*What you should do*. Find every line in the records below that contains the word "only", and copy each such line.

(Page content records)
=== Begin Enclosure ===

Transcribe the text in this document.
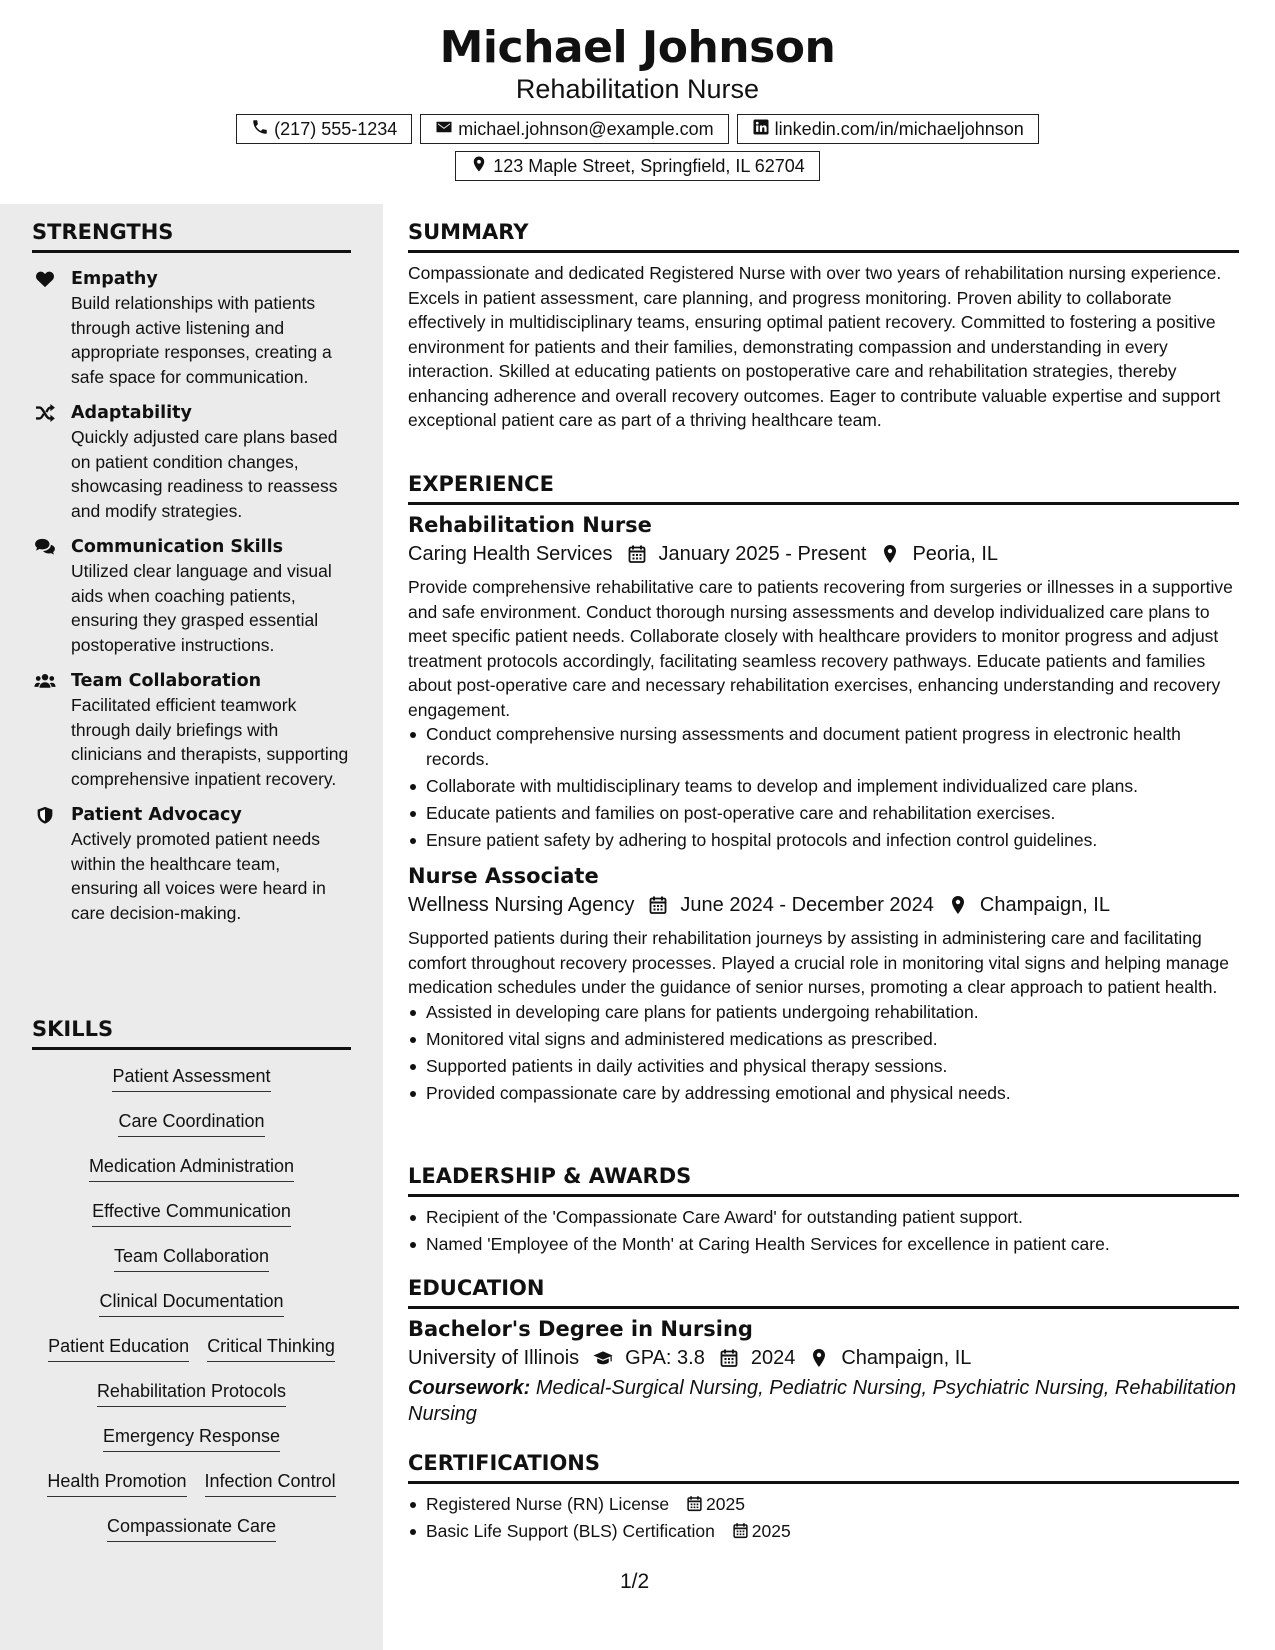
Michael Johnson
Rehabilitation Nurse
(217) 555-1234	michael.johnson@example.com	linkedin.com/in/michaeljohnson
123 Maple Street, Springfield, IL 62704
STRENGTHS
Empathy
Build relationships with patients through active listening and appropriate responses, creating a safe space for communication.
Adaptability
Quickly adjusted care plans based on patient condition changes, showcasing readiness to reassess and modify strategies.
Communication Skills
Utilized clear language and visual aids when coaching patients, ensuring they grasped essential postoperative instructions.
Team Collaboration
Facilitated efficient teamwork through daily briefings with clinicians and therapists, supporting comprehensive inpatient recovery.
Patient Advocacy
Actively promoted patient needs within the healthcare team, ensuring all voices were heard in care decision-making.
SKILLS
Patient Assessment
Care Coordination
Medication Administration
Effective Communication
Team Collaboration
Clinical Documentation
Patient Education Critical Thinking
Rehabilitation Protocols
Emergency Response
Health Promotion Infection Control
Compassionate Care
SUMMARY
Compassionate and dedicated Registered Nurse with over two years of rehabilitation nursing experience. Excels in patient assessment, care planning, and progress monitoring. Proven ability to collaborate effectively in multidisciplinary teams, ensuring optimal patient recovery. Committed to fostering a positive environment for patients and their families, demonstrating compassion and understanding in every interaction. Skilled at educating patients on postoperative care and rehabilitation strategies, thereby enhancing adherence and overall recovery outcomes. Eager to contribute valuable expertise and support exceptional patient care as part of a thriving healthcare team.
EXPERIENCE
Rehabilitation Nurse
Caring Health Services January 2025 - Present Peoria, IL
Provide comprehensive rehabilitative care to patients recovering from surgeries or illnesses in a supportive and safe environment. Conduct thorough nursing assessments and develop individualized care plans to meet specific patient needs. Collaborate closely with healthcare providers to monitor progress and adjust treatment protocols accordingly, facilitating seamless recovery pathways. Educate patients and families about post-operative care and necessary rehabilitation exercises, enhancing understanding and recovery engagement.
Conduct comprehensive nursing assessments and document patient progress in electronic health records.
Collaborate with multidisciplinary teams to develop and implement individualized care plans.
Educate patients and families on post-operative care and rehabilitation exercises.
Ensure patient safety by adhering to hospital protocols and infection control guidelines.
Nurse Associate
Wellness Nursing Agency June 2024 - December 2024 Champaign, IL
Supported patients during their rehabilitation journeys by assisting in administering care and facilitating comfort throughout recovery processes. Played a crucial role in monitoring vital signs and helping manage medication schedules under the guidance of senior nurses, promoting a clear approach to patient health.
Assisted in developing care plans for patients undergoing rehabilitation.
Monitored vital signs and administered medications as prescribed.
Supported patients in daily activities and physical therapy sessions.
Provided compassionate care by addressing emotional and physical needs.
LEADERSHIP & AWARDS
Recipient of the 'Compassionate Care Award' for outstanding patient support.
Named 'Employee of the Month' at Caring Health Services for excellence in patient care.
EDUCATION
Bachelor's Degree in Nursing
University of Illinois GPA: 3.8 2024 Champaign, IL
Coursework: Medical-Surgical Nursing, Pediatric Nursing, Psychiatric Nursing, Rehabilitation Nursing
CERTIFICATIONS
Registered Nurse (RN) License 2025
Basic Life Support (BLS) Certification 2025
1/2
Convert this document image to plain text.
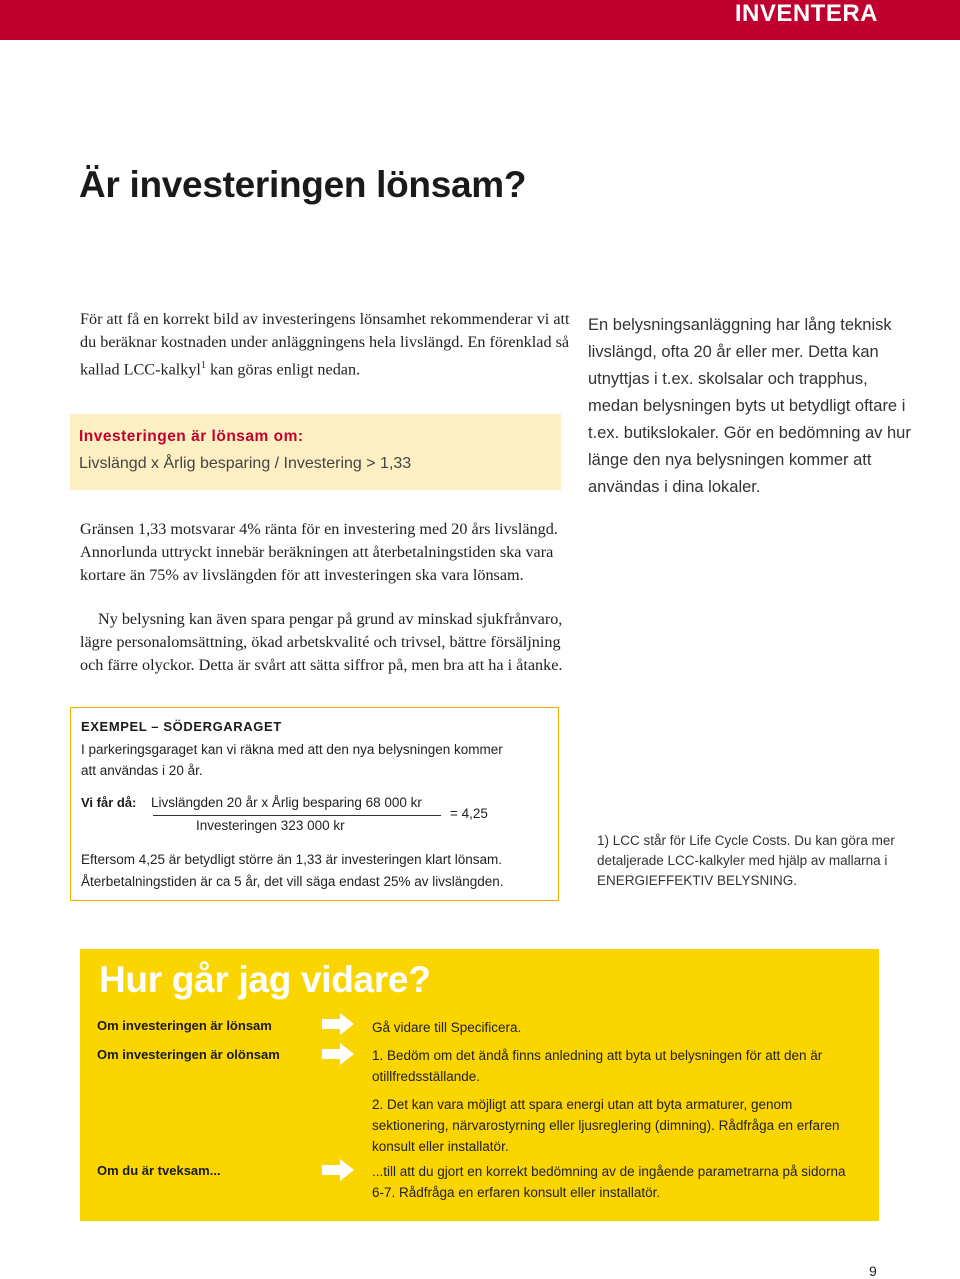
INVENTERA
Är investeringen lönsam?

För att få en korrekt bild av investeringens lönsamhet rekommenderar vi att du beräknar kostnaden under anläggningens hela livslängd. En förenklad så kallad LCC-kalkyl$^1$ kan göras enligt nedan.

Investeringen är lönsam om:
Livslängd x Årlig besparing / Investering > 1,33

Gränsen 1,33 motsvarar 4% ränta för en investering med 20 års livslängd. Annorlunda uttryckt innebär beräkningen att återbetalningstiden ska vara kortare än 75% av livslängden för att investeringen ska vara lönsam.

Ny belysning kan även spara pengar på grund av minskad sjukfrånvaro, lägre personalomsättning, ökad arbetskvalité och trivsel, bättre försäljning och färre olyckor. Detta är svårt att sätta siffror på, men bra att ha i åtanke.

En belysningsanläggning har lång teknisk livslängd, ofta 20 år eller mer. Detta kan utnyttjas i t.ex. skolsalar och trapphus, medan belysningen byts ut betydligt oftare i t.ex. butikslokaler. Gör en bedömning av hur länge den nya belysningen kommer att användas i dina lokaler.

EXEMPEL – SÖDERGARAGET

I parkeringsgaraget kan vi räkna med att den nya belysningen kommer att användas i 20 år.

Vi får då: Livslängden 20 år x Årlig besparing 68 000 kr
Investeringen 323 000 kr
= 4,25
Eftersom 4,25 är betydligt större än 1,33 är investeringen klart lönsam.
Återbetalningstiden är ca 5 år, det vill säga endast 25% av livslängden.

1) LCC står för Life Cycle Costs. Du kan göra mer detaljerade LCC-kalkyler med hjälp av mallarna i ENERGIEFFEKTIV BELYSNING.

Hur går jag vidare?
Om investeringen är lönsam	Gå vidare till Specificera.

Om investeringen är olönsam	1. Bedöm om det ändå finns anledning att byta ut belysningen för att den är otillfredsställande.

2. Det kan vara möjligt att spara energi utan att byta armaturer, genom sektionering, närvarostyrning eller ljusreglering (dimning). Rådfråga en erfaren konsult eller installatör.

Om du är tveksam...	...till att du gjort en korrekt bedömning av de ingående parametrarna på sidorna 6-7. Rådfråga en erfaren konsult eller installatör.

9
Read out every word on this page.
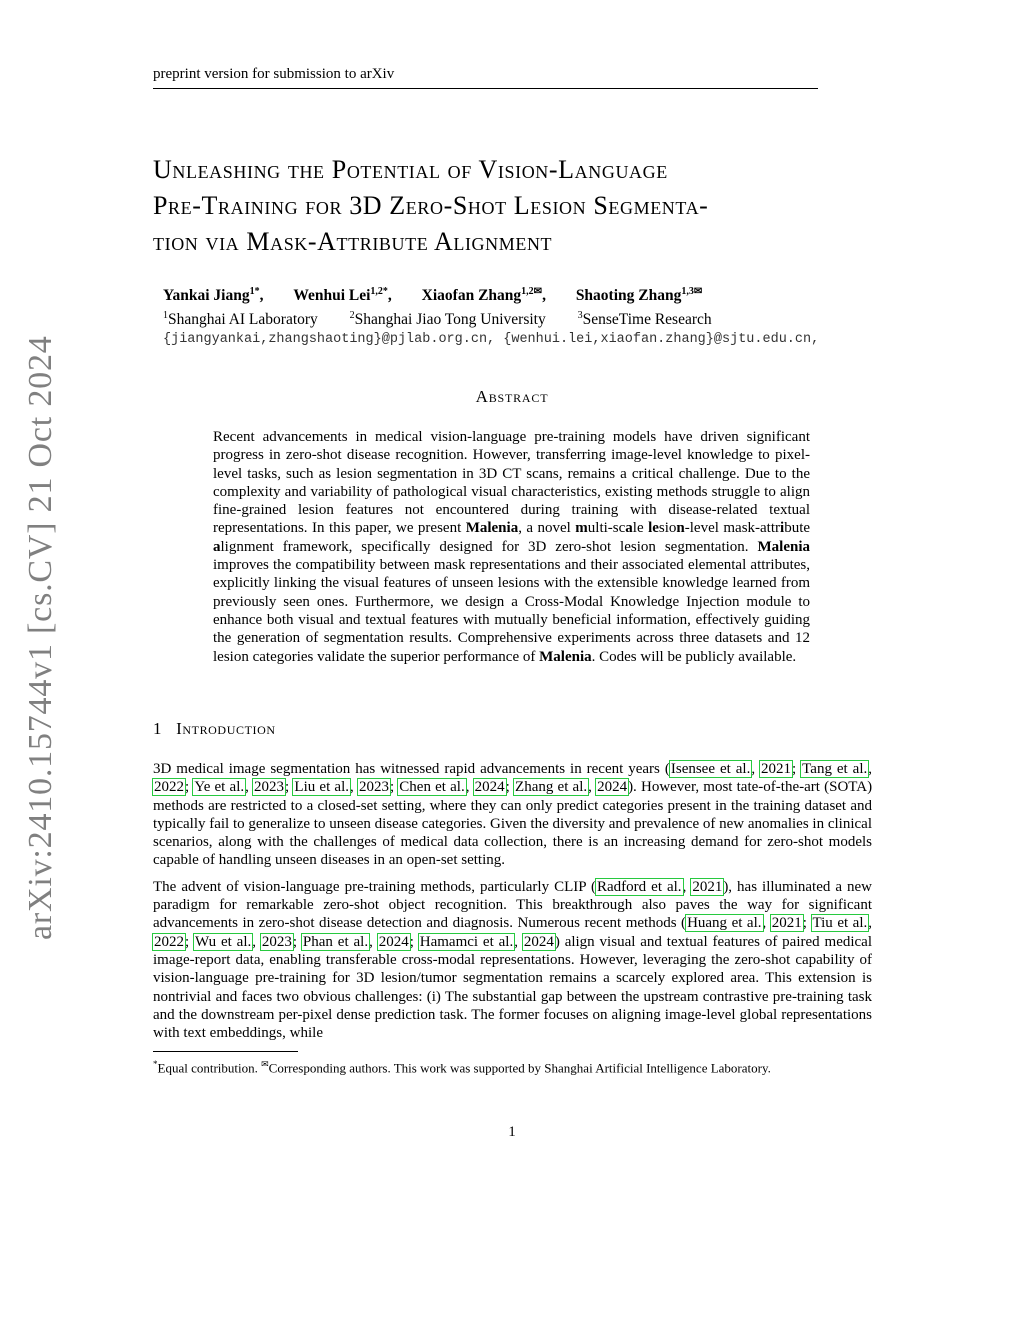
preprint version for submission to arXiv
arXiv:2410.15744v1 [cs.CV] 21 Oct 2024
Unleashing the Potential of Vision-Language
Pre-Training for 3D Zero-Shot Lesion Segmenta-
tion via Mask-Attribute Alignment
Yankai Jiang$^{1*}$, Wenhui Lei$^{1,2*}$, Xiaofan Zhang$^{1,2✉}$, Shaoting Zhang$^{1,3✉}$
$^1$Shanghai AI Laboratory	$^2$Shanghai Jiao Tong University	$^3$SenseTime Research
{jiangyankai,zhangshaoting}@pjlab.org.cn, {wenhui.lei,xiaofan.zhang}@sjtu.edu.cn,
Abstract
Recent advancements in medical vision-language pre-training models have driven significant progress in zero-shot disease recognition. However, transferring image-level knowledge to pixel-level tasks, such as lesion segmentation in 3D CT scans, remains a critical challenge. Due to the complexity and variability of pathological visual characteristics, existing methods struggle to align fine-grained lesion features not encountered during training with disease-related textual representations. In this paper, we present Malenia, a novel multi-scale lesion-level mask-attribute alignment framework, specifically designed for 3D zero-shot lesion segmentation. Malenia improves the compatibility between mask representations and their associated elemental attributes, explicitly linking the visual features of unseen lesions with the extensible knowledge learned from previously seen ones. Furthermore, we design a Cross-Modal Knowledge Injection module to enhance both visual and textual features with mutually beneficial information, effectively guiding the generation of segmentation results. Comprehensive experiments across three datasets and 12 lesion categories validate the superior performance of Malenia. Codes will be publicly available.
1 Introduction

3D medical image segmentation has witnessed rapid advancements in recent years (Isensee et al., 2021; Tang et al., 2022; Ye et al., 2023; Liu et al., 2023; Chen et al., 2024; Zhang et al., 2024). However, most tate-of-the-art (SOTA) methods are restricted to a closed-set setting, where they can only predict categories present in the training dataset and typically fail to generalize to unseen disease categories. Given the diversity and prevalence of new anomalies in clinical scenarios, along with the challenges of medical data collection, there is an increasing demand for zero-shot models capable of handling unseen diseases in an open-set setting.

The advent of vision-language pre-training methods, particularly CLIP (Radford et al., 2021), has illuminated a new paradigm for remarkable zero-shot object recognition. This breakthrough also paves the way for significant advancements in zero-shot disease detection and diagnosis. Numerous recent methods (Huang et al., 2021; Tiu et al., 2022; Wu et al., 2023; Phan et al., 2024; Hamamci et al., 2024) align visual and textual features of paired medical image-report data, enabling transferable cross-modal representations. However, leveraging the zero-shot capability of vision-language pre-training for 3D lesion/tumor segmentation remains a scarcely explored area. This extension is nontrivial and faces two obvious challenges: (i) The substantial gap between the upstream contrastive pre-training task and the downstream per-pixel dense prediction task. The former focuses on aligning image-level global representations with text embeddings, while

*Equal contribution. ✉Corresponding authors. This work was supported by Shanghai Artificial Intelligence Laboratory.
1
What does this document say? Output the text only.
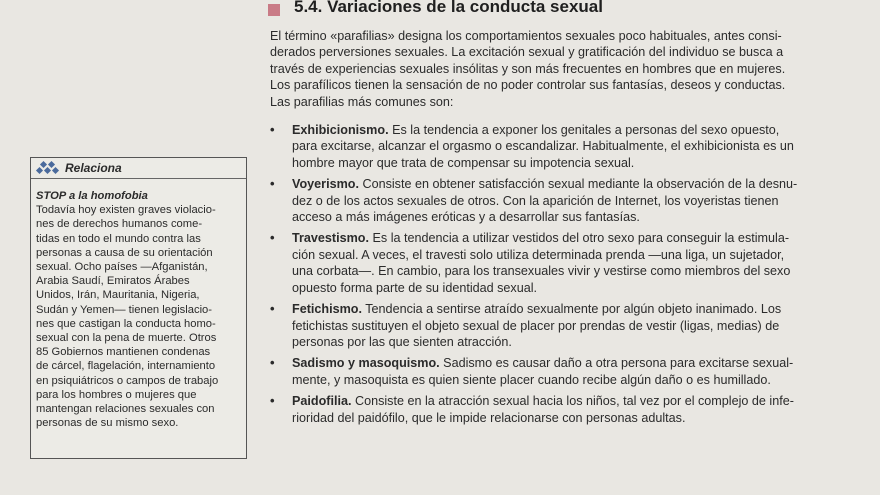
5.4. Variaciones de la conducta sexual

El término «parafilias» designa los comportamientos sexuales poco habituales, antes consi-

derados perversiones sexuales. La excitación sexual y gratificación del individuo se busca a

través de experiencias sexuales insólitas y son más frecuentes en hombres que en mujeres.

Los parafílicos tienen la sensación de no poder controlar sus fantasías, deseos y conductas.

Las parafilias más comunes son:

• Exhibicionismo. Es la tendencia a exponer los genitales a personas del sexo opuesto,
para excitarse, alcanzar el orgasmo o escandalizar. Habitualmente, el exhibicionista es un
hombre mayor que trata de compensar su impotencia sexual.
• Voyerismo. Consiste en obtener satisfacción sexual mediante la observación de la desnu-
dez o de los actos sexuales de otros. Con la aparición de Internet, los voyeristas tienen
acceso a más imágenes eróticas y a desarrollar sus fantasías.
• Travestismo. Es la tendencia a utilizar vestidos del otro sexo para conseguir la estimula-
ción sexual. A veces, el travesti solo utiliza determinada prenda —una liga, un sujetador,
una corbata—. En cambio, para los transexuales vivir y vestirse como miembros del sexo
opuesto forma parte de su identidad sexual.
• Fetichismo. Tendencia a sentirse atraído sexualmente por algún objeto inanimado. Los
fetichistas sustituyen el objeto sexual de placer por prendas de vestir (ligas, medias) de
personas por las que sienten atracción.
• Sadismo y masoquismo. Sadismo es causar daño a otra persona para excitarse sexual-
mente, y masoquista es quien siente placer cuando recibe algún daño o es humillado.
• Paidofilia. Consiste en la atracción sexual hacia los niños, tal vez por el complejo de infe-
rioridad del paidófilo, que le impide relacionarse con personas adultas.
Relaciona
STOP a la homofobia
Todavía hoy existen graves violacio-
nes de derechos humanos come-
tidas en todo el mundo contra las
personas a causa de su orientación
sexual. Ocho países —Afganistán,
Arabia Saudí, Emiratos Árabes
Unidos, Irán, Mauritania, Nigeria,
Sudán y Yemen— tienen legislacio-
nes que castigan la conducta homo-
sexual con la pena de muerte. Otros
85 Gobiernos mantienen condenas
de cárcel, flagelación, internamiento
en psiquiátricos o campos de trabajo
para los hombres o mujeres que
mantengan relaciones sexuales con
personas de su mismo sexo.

=== End Enclosure ===

*Output for this task*.
3D medical image segmentation has witnessed rapid advancements in recent years (Isensee et al., 2021; Tang et al., 2022; Ye et al., 2023; Liu et al., 2023; Chen et al., 2024; Zhang et al., 2024). However, most tate-of-the-art (SOTA) methods are restricted to a closed-set setting, where they can only predict categories present in the training dataset and typically fail to generalize to unseen disease categories. Given the diversity and prevalence of new anomalies in clinical scenarios, along with the challenges of medical data collection, there is an increasing demand for zero-shot models capable of handling unseen diseases in an open-set setting.
What does this document say? Output the text only.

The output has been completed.